#### Requirement
Reproduce the listing exactly and skip over any pictures.

Figure contents as structured data

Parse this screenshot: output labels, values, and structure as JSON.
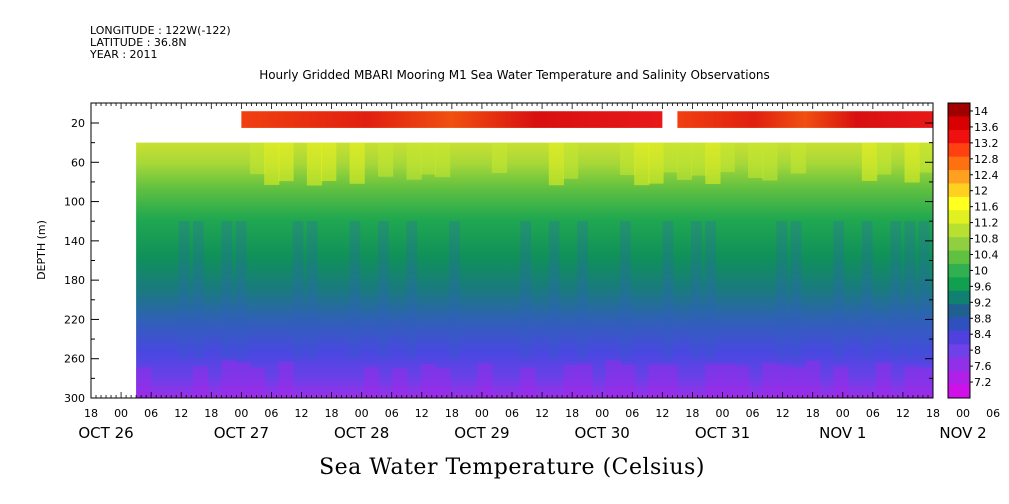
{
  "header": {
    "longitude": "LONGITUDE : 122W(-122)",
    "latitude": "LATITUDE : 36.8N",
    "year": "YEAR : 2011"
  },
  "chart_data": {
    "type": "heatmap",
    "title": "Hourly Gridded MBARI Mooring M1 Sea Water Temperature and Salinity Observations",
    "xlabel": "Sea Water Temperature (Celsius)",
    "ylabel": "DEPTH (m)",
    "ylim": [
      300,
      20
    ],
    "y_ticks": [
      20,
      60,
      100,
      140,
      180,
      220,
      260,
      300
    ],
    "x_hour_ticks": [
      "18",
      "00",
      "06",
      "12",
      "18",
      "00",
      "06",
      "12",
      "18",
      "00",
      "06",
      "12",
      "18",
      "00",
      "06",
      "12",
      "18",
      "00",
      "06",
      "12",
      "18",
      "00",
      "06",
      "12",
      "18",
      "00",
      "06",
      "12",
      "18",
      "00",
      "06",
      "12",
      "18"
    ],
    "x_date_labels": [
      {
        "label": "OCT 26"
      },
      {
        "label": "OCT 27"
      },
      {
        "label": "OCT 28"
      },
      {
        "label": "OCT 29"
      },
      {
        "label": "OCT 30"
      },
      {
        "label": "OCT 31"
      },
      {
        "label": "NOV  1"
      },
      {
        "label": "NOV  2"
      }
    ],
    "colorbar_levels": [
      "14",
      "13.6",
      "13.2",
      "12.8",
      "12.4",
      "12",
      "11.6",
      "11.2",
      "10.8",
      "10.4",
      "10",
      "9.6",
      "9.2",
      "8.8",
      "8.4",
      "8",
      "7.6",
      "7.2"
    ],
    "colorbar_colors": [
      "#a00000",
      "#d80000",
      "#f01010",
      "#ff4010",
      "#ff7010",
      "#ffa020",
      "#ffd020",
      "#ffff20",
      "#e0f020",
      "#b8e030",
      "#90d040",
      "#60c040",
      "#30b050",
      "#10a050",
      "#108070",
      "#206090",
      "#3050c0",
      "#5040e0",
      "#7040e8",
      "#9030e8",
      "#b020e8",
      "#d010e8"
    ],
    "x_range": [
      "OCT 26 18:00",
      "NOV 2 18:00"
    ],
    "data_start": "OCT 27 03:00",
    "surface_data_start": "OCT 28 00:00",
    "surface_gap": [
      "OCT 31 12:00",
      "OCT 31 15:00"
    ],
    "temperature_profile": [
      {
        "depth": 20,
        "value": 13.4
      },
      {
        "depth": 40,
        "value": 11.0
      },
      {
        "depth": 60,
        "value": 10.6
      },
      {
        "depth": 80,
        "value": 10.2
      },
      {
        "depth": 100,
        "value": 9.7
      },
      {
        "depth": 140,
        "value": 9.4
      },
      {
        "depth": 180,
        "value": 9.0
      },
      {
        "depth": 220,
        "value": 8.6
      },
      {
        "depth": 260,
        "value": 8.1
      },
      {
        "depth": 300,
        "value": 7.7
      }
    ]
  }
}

#### Answer in full
Parse this screenshot: output labels, values, and structure as JSON.
{
  "header": {
    "longitude": "LONGITUDE : 122W(-122)",
    "latitude": "LATITUDE : 36.8N",
    "year": "YEAR : 2011"
  },
  "chart_data": {
    "type": "heatmap",
    "title": "Hourly Gridded MBARI Mooring M1 Sea Water Temperature and Salinity Observations",
    "xlabel": "Sea Water Temperature (Celsius)",
    "ylabel": "DEPTH (m)",
    "ylim": [
      300,
      20
    ],
    "y_ticks": [
      20,
      60,
      100,
      140,
      180,
      220,
      260,
      300
    ],
    "x_hour_ticks": [
      "18",
      "00",
      "06",
      "12",
      "18",
      "00",
      "06",
      "12",
      "18",
      "00",
      "06",
      "12",
      "18",
      "00",
      "06",
      "12",
      "18",
      "00",
      "06",
      "12",
      "18",
      "00",
      "06",
      "12",
      "18",
      "00",
      "06",
      "12",
      "18",
      "00",
      "06",
      "12",
      "18"
    ],
    "x_date_labels": [
      {
        "label": "OCT 26"
      },
      {
        "label": "OCT 27"
      },
      {
        "label": "OCT 28"
      },
      {
        "label": "OCT 29"
      },
      {
        "label": "OCT 30"
      },
      {
        "label": "OCT 31"
      },
      {
        "label": "NOV  1"
      },
      {
        "label": "NOV  2"
      }
    ],
    "colorbar_levels": [
      "14",
      "13.6",
      "13.2",
      "12.8",
      "12.4",
      "12",
      "11.6",
      "11.2",
      "10.8",
      "10.4",
      "10",
      "9.6",
      "9.2",
      "8.8",
      "8.4",
      "8",
      "7.6",
      "7.2"
    ],
    "colorbar_colors": [
      "#a00000",
      "#d80000",
      "#f01010",
      "#ff4010",
      "#ff7010",
      "#ffa020",
      "#ffd020",
      "#ffff20",
      "#e0f020",
      "#b8e030",
      "#90d040",
      "#60c040",
      "#30b050",
      "#10a050",
      "#108070",
      "#206090",
      "#3050c0",
      "#5040e0",
      "#7040e8",
      "#9030e8",
      "#b020e8",
      "#d010e8"
    ],
    "x_range": [
      "OCT 26 18:00",
      "NOV 2 18:00"
    ],
    "data_start": "OCT 27 03:00",
    "surface_data_start": "OCT 28 00:00",
    "surface_gap": [
      "OCT 31 12:00",
      "OCT 31 15:00"
    ],
    "temperature_profile": [
      {
        "depth": 20,
        "value": 13.4
      },
      {
        "depth": 40,
        "value": 11.0
      },
      {
        "depth": 60,
        "value": 10.6
      },
      {
        "depth": 80,
        "value": 10.2
      },
      {
        "depth": 100,
        "value": 9.7
      },
      {
        "depth": 140,
        "value": 9.4
      },
      {
        "depth": 180,
        "value": 9.0
      },
      {
        "depth": 220,
        "value": 8.6
      },
      {
        "depth": 260,
        "value": 8.1
      },
      {
        "depth": 300,
        "value": 7.7
      }
    ]
  }
}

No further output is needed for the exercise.